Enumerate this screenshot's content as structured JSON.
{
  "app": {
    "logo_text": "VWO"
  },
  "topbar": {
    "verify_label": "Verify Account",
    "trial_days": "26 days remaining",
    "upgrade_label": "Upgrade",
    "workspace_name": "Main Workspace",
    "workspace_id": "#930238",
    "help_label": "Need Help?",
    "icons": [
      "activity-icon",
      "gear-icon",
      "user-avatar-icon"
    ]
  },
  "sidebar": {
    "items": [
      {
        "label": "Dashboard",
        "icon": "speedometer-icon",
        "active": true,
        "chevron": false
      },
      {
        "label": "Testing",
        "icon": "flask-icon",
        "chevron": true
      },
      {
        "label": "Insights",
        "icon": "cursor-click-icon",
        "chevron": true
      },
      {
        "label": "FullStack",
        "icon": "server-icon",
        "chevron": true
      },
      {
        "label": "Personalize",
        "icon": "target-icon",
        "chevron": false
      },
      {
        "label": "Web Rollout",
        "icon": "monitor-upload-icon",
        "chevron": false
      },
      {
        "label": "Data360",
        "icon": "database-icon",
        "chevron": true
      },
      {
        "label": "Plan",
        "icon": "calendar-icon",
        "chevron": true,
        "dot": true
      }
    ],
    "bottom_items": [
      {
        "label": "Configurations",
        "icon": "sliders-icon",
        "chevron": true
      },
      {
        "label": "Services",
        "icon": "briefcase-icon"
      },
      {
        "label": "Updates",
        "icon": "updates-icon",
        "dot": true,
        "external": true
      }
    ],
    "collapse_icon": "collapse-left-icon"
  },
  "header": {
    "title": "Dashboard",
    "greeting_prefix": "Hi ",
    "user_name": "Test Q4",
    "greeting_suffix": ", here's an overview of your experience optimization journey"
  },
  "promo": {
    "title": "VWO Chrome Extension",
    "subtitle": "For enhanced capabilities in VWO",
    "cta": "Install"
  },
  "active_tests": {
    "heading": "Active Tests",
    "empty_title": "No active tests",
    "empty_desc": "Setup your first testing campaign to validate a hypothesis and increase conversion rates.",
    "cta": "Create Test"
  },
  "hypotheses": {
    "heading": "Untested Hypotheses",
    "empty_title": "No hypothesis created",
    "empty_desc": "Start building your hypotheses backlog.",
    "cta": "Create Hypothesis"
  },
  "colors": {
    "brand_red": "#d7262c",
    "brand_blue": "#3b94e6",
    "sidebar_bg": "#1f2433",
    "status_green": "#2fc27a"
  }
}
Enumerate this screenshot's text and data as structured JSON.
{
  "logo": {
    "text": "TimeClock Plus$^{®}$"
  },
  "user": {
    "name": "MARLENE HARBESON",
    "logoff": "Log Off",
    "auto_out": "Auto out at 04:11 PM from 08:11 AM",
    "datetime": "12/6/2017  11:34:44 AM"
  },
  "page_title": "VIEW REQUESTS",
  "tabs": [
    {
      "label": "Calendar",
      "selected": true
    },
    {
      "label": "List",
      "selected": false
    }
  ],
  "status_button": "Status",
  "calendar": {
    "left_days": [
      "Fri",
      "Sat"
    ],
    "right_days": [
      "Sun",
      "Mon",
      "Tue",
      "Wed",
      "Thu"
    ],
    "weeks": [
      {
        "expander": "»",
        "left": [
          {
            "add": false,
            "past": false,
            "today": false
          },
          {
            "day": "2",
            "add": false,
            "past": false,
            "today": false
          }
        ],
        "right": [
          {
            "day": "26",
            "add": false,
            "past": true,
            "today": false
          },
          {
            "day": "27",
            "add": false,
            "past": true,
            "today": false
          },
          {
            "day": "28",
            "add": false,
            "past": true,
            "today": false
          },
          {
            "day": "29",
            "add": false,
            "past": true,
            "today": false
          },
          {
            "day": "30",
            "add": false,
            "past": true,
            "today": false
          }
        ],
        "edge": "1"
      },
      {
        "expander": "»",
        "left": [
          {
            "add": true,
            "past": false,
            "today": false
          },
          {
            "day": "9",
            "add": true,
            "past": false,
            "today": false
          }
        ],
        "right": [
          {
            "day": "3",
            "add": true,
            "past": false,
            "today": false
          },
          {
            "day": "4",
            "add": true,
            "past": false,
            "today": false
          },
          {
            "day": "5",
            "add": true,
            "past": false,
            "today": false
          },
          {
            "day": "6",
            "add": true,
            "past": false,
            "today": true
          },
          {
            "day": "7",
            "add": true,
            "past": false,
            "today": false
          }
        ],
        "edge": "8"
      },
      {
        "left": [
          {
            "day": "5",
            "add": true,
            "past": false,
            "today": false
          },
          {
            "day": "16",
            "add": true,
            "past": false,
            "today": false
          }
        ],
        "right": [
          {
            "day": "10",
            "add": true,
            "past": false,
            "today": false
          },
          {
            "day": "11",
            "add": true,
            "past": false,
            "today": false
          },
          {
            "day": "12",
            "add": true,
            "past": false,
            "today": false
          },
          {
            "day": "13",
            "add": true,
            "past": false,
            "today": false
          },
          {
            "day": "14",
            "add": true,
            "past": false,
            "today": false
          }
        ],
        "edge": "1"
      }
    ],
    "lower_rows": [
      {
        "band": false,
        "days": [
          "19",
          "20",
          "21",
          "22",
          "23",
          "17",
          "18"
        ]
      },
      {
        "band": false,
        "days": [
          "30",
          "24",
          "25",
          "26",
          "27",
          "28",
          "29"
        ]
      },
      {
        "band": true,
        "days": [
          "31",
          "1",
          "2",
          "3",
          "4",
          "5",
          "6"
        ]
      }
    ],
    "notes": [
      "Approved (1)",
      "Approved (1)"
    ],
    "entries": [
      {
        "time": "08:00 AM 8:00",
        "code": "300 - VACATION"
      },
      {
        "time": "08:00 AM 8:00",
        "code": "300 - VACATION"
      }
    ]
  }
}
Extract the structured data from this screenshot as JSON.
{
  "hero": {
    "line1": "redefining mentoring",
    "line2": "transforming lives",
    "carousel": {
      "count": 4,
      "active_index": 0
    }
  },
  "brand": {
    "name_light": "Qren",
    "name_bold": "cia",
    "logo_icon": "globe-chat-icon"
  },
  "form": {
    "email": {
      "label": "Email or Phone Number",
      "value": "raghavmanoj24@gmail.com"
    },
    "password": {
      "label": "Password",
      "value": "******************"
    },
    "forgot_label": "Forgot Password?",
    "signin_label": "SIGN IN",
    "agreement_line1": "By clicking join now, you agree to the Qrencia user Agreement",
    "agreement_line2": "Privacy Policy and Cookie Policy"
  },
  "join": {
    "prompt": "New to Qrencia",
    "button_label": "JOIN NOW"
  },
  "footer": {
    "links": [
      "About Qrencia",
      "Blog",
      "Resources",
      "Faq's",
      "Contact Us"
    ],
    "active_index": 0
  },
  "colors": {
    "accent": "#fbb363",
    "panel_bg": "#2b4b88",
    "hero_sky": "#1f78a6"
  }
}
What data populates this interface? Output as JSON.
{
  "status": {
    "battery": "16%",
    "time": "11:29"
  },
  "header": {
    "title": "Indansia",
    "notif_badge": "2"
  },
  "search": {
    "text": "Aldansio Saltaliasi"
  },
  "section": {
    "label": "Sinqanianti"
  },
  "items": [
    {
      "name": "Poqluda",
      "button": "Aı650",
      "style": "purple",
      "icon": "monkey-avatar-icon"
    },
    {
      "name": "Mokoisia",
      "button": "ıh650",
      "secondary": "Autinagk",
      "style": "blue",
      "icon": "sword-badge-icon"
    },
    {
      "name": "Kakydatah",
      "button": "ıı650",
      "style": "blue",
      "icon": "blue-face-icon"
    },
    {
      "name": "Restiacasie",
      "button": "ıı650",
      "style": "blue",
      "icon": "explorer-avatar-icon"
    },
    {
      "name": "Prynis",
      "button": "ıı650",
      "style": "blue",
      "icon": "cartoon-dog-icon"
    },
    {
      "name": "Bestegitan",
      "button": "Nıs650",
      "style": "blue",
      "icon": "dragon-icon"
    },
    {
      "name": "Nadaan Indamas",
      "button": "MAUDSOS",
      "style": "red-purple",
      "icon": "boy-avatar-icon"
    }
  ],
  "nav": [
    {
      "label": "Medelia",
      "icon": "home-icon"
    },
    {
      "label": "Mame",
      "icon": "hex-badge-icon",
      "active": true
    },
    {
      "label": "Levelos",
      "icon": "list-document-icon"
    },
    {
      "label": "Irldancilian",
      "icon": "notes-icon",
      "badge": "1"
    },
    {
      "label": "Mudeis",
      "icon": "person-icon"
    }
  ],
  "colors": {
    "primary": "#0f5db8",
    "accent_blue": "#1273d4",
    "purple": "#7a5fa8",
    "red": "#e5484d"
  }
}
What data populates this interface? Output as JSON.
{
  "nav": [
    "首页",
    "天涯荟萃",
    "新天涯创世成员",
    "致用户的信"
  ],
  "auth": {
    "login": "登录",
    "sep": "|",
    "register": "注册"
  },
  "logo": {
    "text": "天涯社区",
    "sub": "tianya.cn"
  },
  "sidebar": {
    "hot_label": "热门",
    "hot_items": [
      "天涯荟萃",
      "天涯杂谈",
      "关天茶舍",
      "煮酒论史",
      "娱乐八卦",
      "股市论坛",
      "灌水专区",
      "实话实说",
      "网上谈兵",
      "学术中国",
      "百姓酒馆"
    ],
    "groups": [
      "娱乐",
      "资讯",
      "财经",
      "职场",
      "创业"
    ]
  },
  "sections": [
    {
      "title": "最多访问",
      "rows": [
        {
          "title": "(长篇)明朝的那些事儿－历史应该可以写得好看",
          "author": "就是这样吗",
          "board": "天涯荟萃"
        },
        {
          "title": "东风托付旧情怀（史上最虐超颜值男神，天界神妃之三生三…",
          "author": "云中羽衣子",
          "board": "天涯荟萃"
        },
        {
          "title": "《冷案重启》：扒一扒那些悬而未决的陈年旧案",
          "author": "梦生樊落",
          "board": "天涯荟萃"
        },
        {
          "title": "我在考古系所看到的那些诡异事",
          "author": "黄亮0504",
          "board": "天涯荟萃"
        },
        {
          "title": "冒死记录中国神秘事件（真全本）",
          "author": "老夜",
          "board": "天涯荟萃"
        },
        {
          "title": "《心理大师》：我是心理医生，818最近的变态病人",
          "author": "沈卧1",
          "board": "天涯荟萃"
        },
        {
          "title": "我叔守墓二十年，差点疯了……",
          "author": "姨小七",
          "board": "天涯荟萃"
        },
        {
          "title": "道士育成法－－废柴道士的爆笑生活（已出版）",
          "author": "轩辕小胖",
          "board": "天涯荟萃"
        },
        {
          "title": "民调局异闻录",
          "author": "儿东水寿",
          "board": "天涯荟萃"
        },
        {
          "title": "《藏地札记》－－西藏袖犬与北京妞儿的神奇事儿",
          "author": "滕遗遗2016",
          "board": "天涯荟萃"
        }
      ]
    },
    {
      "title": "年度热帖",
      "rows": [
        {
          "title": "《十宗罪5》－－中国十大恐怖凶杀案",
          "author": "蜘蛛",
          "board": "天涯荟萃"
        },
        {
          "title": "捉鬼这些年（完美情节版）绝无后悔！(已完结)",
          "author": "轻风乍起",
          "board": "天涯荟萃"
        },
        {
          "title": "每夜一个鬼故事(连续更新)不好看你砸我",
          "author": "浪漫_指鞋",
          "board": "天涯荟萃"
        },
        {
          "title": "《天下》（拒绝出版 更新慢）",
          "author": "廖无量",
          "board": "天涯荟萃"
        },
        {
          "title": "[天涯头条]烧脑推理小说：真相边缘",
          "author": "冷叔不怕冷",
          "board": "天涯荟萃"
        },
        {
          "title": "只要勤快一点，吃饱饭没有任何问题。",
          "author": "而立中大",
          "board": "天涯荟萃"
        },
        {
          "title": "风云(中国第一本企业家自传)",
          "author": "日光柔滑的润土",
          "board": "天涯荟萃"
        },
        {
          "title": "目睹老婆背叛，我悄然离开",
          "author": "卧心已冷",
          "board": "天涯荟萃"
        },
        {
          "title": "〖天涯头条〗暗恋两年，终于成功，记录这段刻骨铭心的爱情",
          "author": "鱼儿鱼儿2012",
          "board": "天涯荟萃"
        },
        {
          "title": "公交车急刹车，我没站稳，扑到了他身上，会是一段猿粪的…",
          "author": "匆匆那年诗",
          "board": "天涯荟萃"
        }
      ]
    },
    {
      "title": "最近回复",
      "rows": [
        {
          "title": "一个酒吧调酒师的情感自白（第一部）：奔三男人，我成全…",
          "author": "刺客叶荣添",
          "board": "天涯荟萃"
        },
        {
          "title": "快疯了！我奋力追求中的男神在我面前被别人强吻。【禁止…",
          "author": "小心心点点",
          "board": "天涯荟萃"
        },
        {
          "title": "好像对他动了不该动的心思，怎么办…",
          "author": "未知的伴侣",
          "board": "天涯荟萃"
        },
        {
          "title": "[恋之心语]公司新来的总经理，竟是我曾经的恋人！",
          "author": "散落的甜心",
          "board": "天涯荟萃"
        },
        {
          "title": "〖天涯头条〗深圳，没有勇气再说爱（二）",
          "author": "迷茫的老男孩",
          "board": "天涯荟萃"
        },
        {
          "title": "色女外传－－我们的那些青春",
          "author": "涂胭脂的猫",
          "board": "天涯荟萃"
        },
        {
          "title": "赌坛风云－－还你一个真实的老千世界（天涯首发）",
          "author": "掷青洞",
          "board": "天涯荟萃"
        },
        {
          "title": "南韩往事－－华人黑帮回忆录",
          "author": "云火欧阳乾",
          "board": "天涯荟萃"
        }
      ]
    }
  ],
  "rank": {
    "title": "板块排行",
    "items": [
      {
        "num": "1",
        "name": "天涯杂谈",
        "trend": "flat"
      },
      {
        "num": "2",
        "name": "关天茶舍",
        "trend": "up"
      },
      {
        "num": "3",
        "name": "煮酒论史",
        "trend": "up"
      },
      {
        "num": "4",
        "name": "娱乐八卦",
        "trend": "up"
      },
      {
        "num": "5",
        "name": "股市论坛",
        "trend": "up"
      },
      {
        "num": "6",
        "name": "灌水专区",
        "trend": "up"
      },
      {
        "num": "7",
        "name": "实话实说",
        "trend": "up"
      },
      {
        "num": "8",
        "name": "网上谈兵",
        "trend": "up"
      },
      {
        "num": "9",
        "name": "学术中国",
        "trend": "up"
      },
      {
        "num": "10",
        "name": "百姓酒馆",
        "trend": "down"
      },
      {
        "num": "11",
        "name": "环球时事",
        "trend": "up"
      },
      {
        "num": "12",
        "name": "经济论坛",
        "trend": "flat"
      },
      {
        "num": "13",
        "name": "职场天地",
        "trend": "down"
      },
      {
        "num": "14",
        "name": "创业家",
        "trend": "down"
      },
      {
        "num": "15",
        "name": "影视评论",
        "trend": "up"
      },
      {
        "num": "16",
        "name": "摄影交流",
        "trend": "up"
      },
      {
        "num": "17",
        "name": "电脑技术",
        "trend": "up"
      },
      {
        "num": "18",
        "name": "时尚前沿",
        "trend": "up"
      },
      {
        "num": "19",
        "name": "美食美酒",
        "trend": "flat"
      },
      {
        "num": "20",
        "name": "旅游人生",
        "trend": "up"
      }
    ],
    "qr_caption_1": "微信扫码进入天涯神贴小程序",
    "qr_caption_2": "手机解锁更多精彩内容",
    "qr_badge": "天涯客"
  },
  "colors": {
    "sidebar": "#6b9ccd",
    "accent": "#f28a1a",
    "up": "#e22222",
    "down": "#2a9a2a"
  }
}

******

* _Brief_: Check every line in the material above for the string "JSON", then give only the number of lines that have it.

* _Exercise solution_: 5